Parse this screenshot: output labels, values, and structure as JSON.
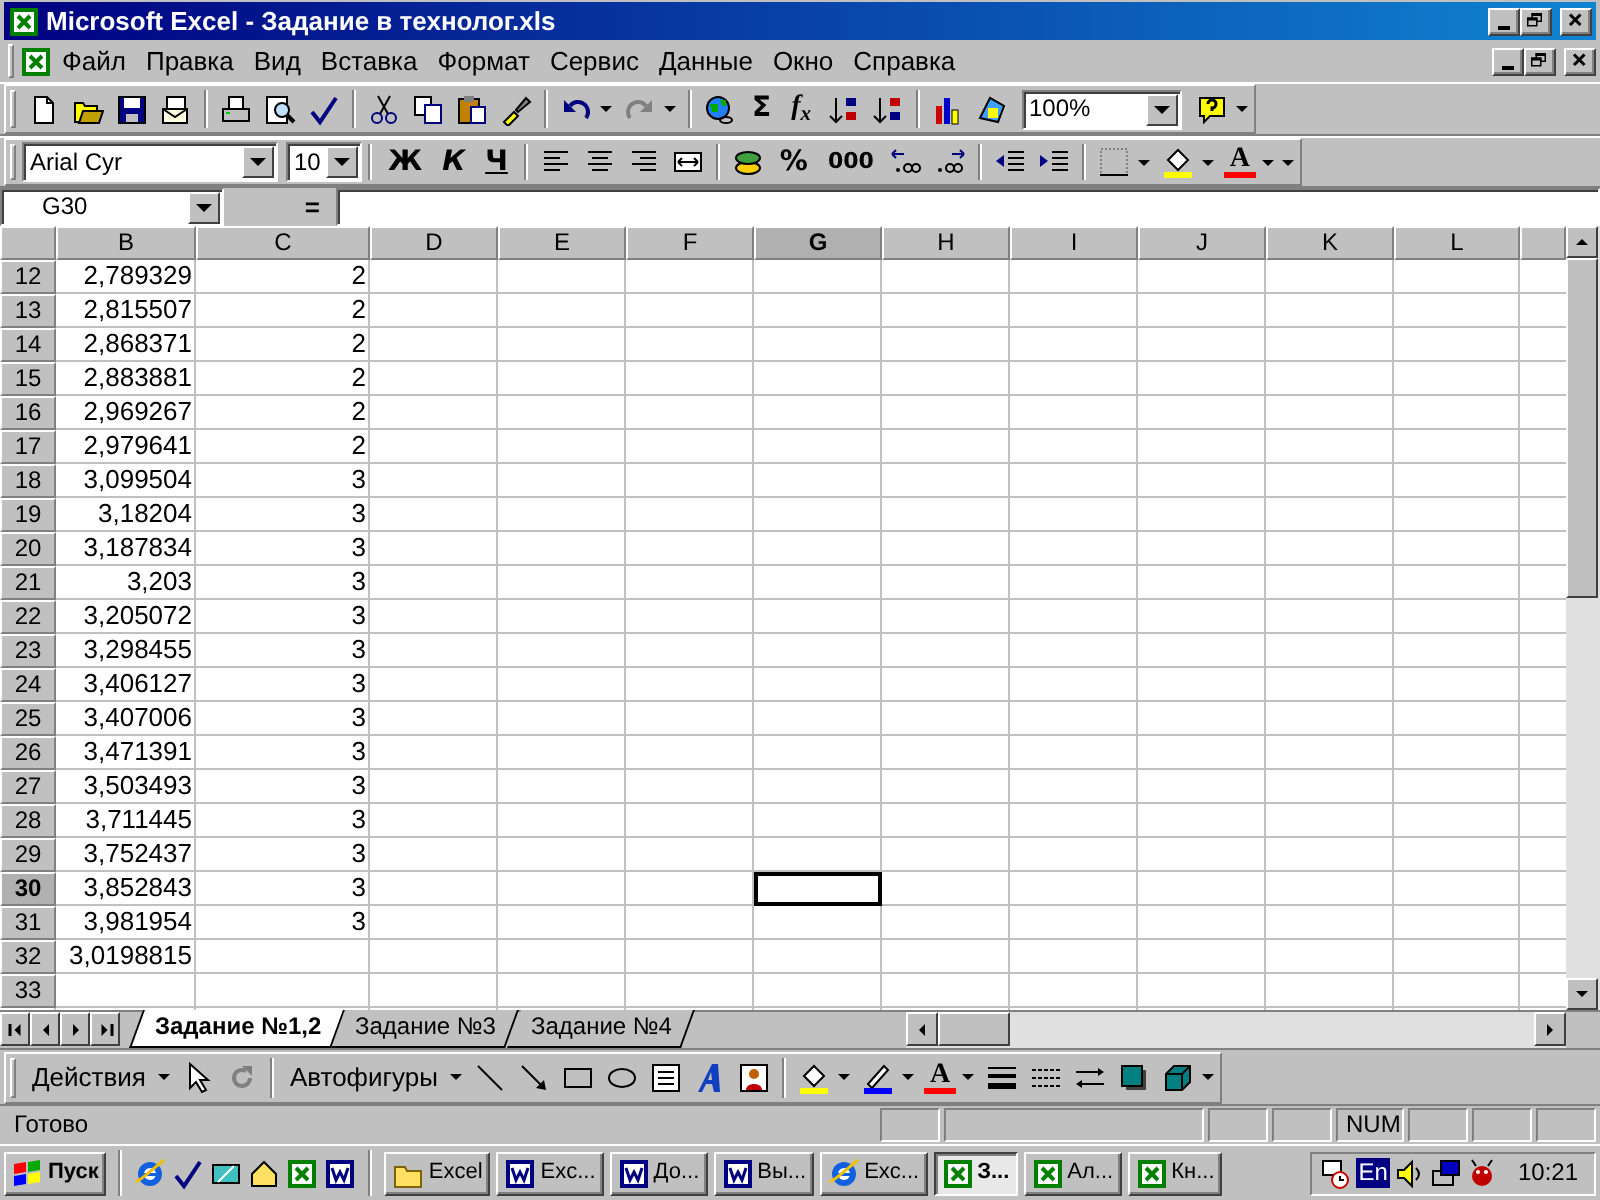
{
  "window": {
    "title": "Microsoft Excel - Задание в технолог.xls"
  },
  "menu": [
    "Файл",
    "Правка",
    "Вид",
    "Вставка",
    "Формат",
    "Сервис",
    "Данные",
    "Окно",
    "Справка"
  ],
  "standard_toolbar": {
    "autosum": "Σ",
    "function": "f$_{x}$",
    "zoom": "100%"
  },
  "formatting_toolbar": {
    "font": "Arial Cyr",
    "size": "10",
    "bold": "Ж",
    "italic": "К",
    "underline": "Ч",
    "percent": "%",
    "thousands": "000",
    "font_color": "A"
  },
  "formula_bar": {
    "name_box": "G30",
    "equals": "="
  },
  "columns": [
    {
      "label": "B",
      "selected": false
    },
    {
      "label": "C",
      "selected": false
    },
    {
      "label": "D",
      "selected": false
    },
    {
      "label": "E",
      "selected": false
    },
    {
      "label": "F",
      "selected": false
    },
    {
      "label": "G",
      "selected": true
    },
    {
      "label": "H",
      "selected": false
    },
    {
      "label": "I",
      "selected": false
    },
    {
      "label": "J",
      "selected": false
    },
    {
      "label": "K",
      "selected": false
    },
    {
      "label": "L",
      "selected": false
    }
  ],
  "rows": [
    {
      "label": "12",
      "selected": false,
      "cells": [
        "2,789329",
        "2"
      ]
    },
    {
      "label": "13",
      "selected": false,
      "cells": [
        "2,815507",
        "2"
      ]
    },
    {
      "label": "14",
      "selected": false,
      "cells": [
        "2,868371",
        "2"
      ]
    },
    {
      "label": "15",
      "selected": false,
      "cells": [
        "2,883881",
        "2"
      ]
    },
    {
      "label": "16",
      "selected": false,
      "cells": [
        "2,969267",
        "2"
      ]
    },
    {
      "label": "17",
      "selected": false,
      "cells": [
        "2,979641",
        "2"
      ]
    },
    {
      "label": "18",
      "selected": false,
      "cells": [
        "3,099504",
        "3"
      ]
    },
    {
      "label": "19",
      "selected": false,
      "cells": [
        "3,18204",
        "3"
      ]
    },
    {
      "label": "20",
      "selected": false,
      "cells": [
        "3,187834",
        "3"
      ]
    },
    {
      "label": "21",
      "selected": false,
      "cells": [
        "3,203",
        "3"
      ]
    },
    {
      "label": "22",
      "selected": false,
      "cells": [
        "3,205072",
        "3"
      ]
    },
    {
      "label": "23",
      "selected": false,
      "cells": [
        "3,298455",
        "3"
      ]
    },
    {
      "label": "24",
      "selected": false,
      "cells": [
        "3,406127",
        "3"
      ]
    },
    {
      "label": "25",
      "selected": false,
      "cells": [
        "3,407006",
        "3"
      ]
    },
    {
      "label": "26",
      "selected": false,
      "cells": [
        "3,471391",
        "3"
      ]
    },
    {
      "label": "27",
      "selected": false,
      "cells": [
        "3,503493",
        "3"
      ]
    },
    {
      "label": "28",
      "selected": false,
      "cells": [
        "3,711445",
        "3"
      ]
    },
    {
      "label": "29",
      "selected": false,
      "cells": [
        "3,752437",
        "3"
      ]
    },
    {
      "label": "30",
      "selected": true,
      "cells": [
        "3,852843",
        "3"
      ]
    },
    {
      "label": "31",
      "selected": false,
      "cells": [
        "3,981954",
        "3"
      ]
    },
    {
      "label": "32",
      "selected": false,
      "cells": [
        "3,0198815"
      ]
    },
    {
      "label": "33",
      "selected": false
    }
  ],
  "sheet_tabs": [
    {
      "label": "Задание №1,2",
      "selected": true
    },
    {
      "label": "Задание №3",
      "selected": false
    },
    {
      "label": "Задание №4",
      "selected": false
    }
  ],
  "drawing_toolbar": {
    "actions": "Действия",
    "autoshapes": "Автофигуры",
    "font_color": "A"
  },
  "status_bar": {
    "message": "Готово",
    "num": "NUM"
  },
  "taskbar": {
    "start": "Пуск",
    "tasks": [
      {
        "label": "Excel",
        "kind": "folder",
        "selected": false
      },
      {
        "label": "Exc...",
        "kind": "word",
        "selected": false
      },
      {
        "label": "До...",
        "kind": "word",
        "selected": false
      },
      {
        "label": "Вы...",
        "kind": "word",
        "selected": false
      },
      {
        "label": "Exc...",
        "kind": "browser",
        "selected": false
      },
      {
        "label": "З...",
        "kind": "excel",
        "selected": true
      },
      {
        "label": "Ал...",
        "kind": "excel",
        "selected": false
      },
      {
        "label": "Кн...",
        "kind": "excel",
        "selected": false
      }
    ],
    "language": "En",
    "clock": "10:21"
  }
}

→ **Exercise**
Pull out all lines from the entries above in which the word "true" appears.

→ **Solved problem**
      "selected": true
      "selected": true,
      "selected": true
        "selected": true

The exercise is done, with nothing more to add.